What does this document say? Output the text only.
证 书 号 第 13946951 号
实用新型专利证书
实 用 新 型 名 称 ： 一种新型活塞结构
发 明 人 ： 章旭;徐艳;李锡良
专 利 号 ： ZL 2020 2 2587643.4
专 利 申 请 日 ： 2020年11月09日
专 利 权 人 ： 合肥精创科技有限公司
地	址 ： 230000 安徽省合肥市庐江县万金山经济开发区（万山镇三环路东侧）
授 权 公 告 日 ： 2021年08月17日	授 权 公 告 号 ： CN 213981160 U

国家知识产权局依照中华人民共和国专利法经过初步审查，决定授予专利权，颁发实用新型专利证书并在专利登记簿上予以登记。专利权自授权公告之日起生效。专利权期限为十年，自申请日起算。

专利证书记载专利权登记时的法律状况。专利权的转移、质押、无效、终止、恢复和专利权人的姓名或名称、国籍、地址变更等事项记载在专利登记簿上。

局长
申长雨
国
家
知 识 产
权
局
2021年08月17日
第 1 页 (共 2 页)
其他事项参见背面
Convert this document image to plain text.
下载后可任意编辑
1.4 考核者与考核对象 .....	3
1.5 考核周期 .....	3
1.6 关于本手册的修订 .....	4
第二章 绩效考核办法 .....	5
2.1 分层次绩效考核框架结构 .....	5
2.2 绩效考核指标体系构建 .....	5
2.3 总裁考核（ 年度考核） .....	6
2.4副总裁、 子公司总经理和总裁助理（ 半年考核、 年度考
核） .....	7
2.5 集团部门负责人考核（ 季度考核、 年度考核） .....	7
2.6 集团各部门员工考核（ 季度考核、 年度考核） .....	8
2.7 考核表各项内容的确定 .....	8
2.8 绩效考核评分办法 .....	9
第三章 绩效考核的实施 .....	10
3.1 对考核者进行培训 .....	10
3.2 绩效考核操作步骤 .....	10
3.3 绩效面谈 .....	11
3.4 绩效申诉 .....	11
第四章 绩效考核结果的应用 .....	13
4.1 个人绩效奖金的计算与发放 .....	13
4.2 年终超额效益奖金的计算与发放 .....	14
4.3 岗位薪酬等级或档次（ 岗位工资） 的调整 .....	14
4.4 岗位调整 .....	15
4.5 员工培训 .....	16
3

*Short task*
All the data must be duplicated exactly, with nothing added or removed.

*Exercise result*
What does this document say? Output the text only.
证 书 号 第 13946951 号
实用新型专利证书
实 用 新 型 名 称 ： 一种新型活塞结构
发 明 人 ： 章旭;徐艳;李锡良
专 利 号 ： ZL 2020 2 2587643.4
专 利 申 请 日 ： 2020年11月09日
专 利 权 人 ： 合肥精创科技有限公司
地	址 ： 230000 安徽省合肥市庐江县万金山经济开发区（万山镇三环路东侧）
授 权 公 告 日 ： 2021年08月17日	授 权 公 告 号 ： CN 213981160 U

国家知识产权局依照中华人民共和国专利法经过初步审查，决定授予专利权，颁发实用新型专利证书并在专利登记簿上予以登记。专利权自授权公告之日起生效。专利权期限为十年，自申请日起算。

专利证书记载专利权登记时的法律状况。专利权的转移、质押、无效、终止、恢复和专利权人的姓名或名称、国籍、地址变更等事项记载在专利登记簿上。

局长
申长雨
国
家
知 识 产
权
局
2021年08月17日
第 1 页 (共 2 页)
其他事项参见背面
Convert this document image to plain text.
下载后可任意编辑
1.4 考核者与考核对象 .....	3
1.5 考核周期 .....	3
1.6 关于本手册的修订 .....	4
第二章 绩效考核办法 .....	5
2.1 分层次绩效考核框架结构 .....	5
2.2 绩效考核指标体系构建 .....	5
2.3 总裁考核（ 年度考核） .....	6
2.4副总裁、 子公司总经理和总裁助理（ 半年考核、 年度考
核） .....	7
2.5 集团部门负责人考核（ 季度考核、 年度考核） .....	7
2.6 集团各部门员工考核（ 季度考核、 年度考核） .....	8
2.7 考核表各项内容的确定 .....	8
2.8 绩效考核评分办法 .....	9
第三章 绩效考核的实施 .....	10
3.1 对考核者进行培训 .....	10
3.2 绩效考核操作步骤 .....	10
3.3 绩效面谈 .....	11
3.4 绩效申诉 .....	11
第四章 绩效考核结果的应用 .....	13
4.1 个人绩效奖金的计算与发放 .....	13
4.2 年终超额效益奖金的计算与发放 .....	14
4.3 岗位薪酬等级或档次（ 岗位工资） 的调整 .....	14
4.4 岗位调整 .....	15
4.5 员工培训 .....	16
3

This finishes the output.